[Start]
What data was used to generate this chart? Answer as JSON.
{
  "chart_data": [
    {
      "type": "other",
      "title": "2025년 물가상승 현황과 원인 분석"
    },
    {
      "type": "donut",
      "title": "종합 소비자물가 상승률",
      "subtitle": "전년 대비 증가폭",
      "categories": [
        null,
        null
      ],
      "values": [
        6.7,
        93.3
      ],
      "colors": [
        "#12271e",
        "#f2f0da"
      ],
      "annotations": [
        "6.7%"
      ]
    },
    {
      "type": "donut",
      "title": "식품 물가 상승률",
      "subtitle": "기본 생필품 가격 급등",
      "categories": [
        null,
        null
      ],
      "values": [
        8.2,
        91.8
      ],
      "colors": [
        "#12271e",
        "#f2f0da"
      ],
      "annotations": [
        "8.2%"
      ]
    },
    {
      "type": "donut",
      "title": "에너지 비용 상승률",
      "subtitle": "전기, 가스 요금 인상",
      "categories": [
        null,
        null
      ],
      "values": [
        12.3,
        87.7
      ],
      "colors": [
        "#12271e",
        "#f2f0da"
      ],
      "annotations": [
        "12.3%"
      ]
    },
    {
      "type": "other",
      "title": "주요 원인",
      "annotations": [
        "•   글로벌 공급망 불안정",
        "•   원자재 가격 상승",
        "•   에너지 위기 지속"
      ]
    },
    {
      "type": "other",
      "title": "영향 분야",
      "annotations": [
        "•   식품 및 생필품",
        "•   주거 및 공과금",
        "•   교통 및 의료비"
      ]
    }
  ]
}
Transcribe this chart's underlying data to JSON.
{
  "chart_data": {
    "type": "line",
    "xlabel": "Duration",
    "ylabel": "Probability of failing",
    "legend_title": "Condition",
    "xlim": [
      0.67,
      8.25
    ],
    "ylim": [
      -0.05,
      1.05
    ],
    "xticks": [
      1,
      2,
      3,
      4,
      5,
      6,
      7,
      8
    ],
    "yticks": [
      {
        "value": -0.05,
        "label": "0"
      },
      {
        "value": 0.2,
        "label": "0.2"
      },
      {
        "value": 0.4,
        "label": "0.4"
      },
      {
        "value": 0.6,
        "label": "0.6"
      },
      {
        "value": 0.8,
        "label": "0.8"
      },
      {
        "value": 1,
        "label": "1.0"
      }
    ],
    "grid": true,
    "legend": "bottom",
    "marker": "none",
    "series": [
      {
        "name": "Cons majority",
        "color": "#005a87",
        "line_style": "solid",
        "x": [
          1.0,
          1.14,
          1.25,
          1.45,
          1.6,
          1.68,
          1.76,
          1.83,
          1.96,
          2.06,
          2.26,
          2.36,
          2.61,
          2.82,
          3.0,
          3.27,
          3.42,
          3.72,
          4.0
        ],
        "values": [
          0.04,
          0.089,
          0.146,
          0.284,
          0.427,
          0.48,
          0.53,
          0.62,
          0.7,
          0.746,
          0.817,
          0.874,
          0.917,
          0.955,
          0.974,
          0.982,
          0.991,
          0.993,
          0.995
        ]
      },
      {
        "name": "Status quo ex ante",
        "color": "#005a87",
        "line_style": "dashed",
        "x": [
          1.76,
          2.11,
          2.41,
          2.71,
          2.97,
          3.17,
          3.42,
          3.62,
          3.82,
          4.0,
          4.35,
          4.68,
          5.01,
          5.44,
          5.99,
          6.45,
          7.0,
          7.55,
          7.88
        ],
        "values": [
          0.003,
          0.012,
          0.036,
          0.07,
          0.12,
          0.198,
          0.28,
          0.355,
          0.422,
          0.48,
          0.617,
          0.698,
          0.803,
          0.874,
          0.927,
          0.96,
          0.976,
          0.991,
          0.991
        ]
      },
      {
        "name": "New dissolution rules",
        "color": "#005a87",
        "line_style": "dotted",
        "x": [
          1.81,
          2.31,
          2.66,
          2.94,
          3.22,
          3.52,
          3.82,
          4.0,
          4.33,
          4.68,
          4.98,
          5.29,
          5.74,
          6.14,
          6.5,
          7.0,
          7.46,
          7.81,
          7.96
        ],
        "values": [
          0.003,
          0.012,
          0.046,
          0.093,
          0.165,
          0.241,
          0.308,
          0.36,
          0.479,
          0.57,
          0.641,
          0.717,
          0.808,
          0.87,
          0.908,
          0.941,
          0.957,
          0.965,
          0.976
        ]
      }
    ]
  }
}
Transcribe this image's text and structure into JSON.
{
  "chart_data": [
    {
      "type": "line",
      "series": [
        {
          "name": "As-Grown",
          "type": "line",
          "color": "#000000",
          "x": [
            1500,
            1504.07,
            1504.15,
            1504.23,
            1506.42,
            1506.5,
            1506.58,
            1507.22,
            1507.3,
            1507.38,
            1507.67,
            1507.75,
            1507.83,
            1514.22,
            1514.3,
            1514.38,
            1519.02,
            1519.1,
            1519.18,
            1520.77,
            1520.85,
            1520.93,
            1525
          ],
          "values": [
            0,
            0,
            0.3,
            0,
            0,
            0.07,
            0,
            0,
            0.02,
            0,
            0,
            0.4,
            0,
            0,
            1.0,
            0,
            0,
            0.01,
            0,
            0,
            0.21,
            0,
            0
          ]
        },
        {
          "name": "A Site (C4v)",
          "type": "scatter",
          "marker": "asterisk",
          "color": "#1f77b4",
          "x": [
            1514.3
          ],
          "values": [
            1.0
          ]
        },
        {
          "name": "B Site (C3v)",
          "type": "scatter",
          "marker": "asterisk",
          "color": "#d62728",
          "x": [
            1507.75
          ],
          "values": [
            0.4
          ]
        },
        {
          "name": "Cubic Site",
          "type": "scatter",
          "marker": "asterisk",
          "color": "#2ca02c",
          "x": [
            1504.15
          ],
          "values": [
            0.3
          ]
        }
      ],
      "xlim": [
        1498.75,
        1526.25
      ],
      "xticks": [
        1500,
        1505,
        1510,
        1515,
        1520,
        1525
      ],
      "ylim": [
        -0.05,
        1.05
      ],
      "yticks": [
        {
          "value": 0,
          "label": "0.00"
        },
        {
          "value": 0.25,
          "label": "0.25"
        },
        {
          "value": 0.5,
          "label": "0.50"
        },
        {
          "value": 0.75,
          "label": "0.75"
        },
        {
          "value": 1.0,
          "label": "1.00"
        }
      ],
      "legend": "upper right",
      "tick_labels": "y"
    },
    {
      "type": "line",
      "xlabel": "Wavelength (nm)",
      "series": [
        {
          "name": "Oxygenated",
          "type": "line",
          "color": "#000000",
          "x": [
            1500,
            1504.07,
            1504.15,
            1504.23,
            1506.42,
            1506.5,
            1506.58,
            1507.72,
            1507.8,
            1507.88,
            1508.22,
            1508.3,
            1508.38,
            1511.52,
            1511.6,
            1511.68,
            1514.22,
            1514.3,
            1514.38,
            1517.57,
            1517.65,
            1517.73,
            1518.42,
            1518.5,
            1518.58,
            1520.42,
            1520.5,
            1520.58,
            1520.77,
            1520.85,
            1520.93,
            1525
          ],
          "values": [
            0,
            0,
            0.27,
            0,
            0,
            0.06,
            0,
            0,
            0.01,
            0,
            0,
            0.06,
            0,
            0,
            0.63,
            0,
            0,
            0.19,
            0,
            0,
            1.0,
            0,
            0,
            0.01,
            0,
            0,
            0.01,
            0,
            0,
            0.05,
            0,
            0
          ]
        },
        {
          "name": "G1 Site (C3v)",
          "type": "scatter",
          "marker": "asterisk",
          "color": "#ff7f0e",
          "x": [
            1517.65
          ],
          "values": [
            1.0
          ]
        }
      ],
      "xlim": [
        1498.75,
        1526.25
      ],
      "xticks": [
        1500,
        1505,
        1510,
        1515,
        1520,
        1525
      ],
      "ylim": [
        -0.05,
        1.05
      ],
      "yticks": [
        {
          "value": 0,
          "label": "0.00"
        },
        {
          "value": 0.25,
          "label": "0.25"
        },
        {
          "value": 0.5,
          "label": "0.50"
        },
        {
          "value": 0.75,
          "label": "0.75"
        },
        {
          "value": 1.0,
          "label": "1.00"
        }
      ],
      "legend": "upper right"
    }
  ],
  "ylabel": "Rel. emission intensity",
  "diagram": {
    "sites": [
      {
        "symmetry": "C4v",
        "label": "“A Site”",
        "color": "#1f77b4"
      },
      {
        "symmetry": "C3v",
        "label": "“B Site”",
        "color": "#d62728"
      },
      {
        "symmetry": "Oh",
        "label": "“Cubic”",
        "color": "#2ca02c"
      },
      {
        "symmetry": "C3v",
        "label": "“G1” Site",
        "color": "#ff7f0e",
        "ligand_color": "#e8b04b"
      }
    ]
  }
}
[End]
> **YOUR INSTRUCTIONS**:
Each line containing the word "xlabel" counts once; report the total alone.

> **THE COMPLETED TASK**:
2